→ **Written instruction**:
Indicate only the number of lines in the listing below in which the word "just" appears.

→ **Record list**:
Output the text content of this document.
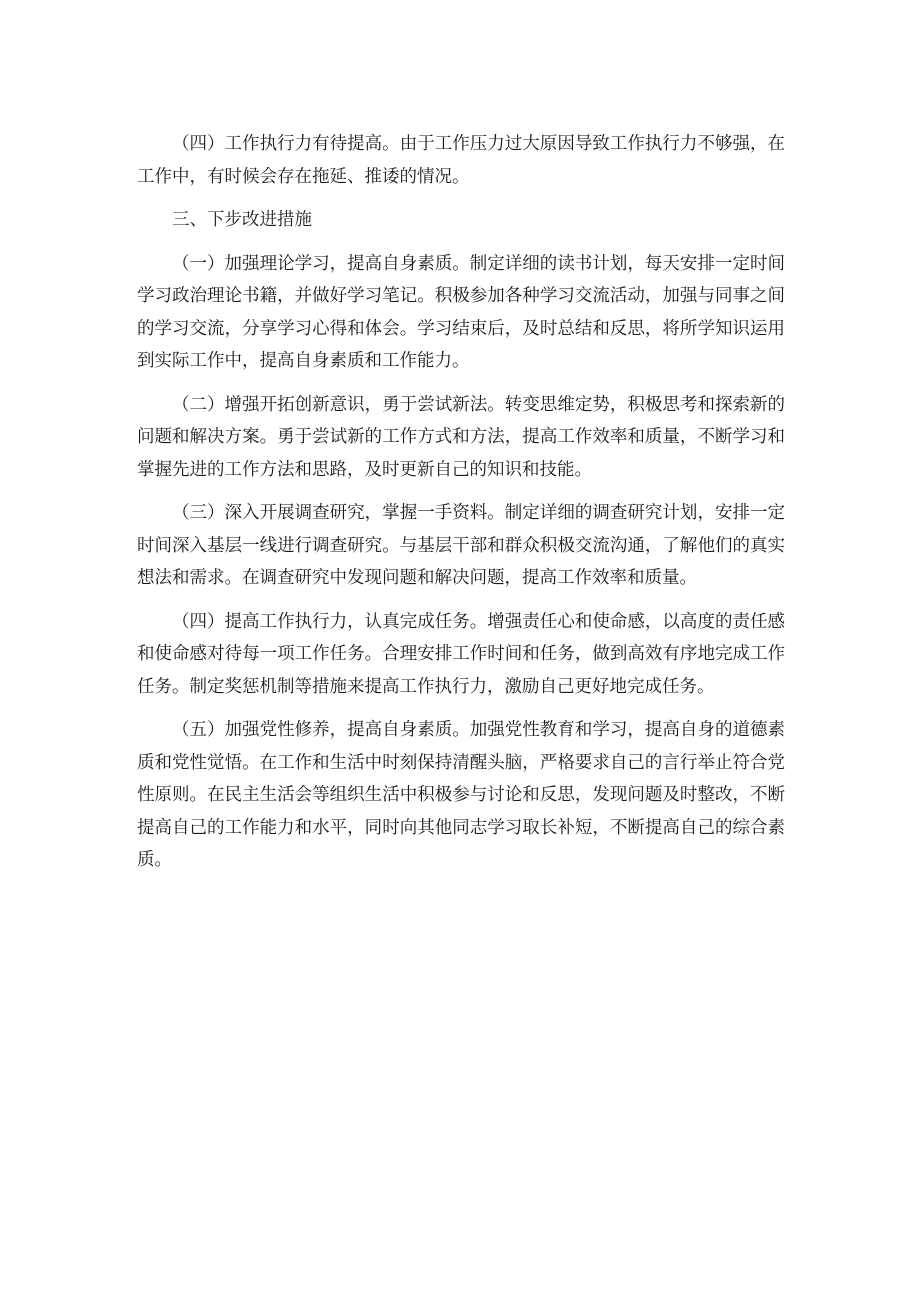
（四）工作执行力有待提高。由于工作压力过大原因导致工作执行力不够强，在工作中，有时候会存在拖延、推诿的情况。

三、下步改进措施

（一）加强理论学习，提高自身素质。制定详细的读书计划，每天安排一定时间学习政治理论书籍，并做好学习笔记。积极参加各种学习交流活动，加强与同事之间的学习交流，分享学习心得和体会。学习结束后，及时总结和反思，将所学知识运用到实际工作中，提高自身素质和工作能力。

（二）增强开拓创新意识，勇于尝试新法。转变思维定势，积极思考和探索新的问题和解决方案。勇于尝试新的工作方式和方法，提高工作效率和质量，不断学习和掌握先进的工作方法和思路，及时更新自己的知识和技能。

（三）深入开展调查研究，掌握一手资料。制定详细的调查研究计划，安排一定时间深入基层一线进行调查研究。与基层干部和群众积极交流沟通，了解他们的真实想法和需求。在调查研究中发现问题和解决问题，提高工作效率和质量。

（四）提高工作执行力，认真完成任务。增强责任心和使命感，以高度的责任感和使命感对待每一项工作任务。合理安排工作时间和任务，做到高效有序地完成工作任务。制定奖惩机制等措施来提高工作执行力，激励自己更好地完成任务。

（五）加强党性修养，提高自身素质。加强党性教育和学习，提高自身的道德素质和党性觉悟。在工作和生活中时刻保持清醒头脑，严格要求自己的言行举止符合党性原则。在民主生活会等组织生活中积极参与讨论和反思，发现问题及时整改，不断提高自己的工作能力和水平，同时向其他同志学习取长补短，不断提高自己的综合素质。
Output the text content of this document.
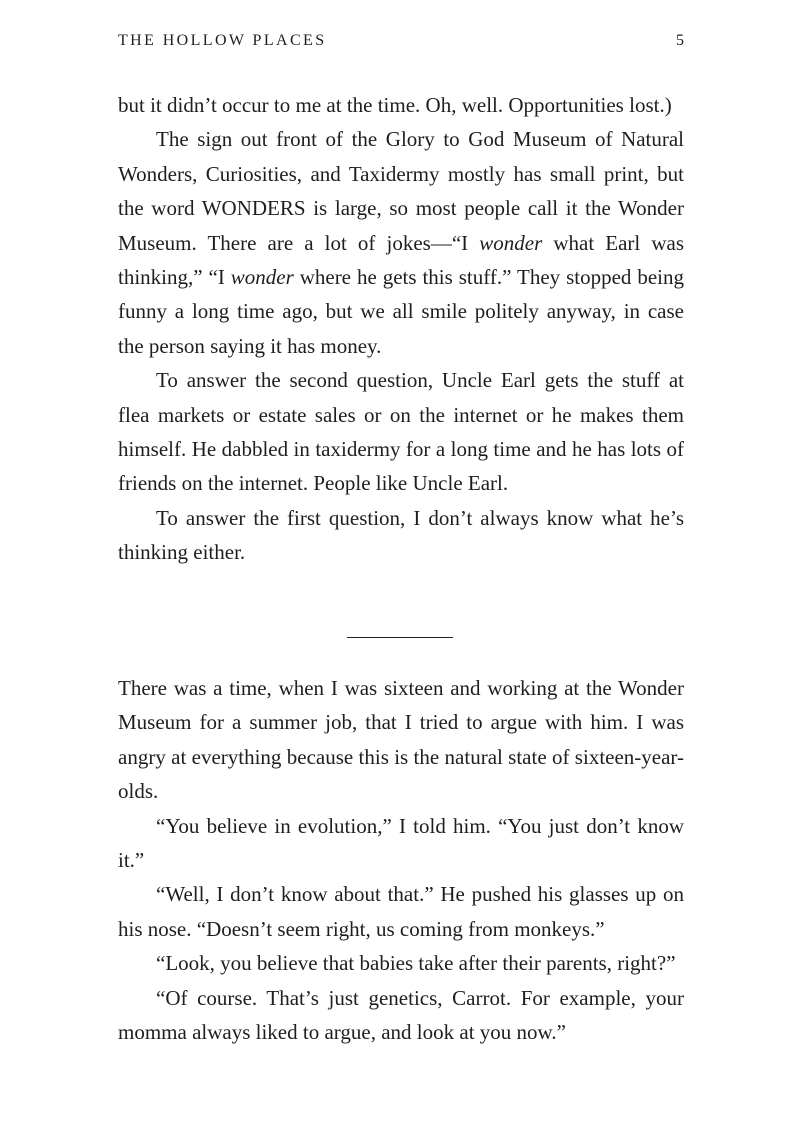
THE HOLLOW PLACES	5

but it didn’t occur to me at the time. Oh, well. Opportunities lost.)

The sign out front of the Glory to God Museum of Natural Wonders, Curiosities, and Taxidermy mostly has small print, but the word WONDERS is large, so most people call it the Wonder Museum. There are a lot of jokes—“I wonder what Earl was thinking,” “I wonder where he gets this stuff.” They stopped being funny a long time ago, but we all smile politely anyway, in case the person saying it has money.

To answer the second question, Uncle Earl gets the stuff at flea markets or estate sales or on the internet or he makes them himself. He dabbled in taxidermy for a long time and he has lots of friends on the internet. People like Uncle Earl.

To answer the first question, I don’t always know what he’s thinking either.

There was a time, when I was sixteen and working at the Wonder Museum for a summer job, that I tried to argue with him. I was angry at everything because this is the natural state of sixteen-year-olds.

“You believe in evolution,” I told him. “You just don’t know it.”

“Well, I don’t know about that.” He pushed his glasses up on his nose. “Doesn’t seem right, us coming from monkeys.”

“Look, you believe that babies take after their parents, right?”

“Of course. That’s just genetics, Carrot. For example, your momma always liked to argue, and look at you now.”
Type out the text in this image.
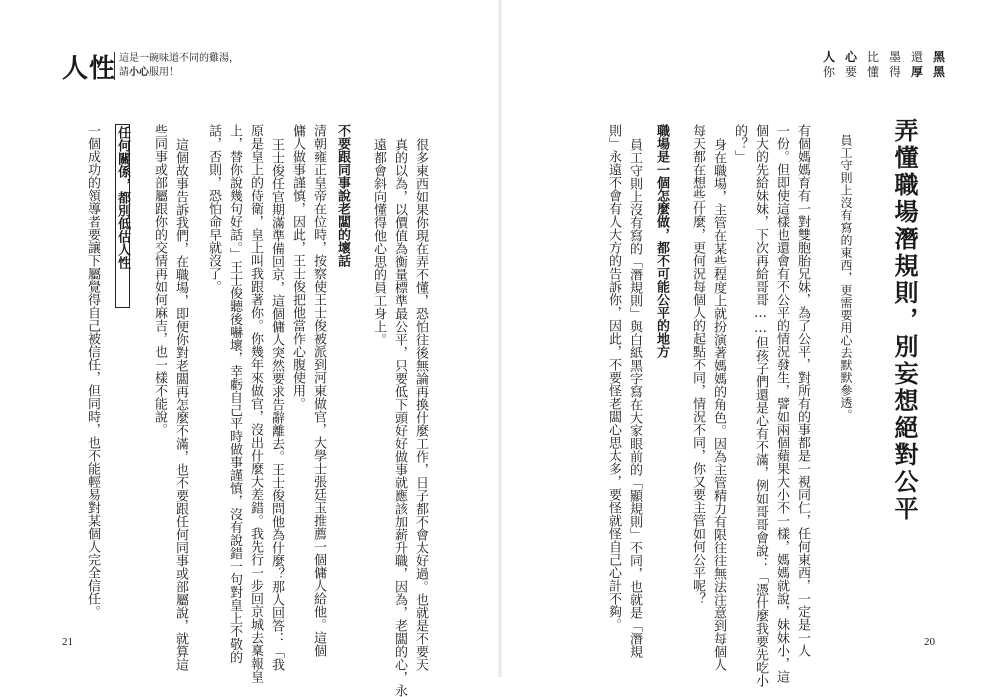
人性 這是一碗味道不同的雞湯，
請小心服用！
很多東西如果你現在弄不懂，恐怕往後無論再換什麼工作，日子都不會太好過。也就是不要天
真的以為，以價值為衡量標準最公平，只要低下頭好好做事就應該加薪升職，因為，老闆的心，永
遠都會斜向懂得他心思的員工身上。
不要跟同事說老闆的壞話
清朝雍正皇帝在位時，按察使王士俊被派到河東做官，大學士張廷玉推薦一個傭人給他。這個
傭人做事謹慎，因此，王士俊把他當作心腹使用。
王士俊任官期滿準備回京，這個傭人突然要求告辭離去。王士俊問他為什麼？那人回答：「我
原是皇上的侍衛，皇上叫我跟著你。你幾年來做官，沒出什麼大差錯。我先行一步回京城去稟報皇
上，替你說幾句好話。」王士俊聽後嚇壞，幸虧自己平時做事謹慎，沒有說錯一句對皇上不敬的
話，否則，恐怕命早就沒了。
這個故事告訴我們，在職場，即便你對老闆再怎麼不滿，也不要跟任何同事或部屬說，就算這
些同事或部屬跟你的交情再如何麻吉，也一樣不能說。
任何關係，都別低估人性
一個成功的領導者要讓下屬覺得自己被信任，但同時，也不能輕易對某個人完全信任。
21
人 心 比 墨 還 黑
你 要 懂 得 厚 黑
弄懂職場潛規則，別妄想絕對公平
員工守則上沒有寫的東西，更需要用心去默默參透。
有個媽媽育有一對雙胞胎兄妹，為了公平，對所有的事都是一視同仁，任何東西，一定是一人
一份。但即使這樣也還會有不公平的情況發生，譬如兩個蘋果大小不一樣，媽媽就說，妹妹小，這
個大的先給妹妹，下次再給哥哥……但孩子們還是心有不滿，例如哥哥會說：「憑什麼我要先吃小
的？」
身在職場，主管在某些程度上就扮演著媽媽的角色。因為主管精力有限往往無法注意到每個人
每天都在想些什麼，更何況每個人的起點不同，情況不同，你又要主管如何公平呢？
職場是一個怎麼做，都不可能公平的地方
員工守則上沒有寫的「潛規則」與白紙黑字寫在大家眼前的「顯規則」不同，也就是「潛規
則」永遠不會有人大方的告訴你，因此，不要怪老闆心思太多，要怪就怪自己心計不夠。
20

→ **Written answer**:
2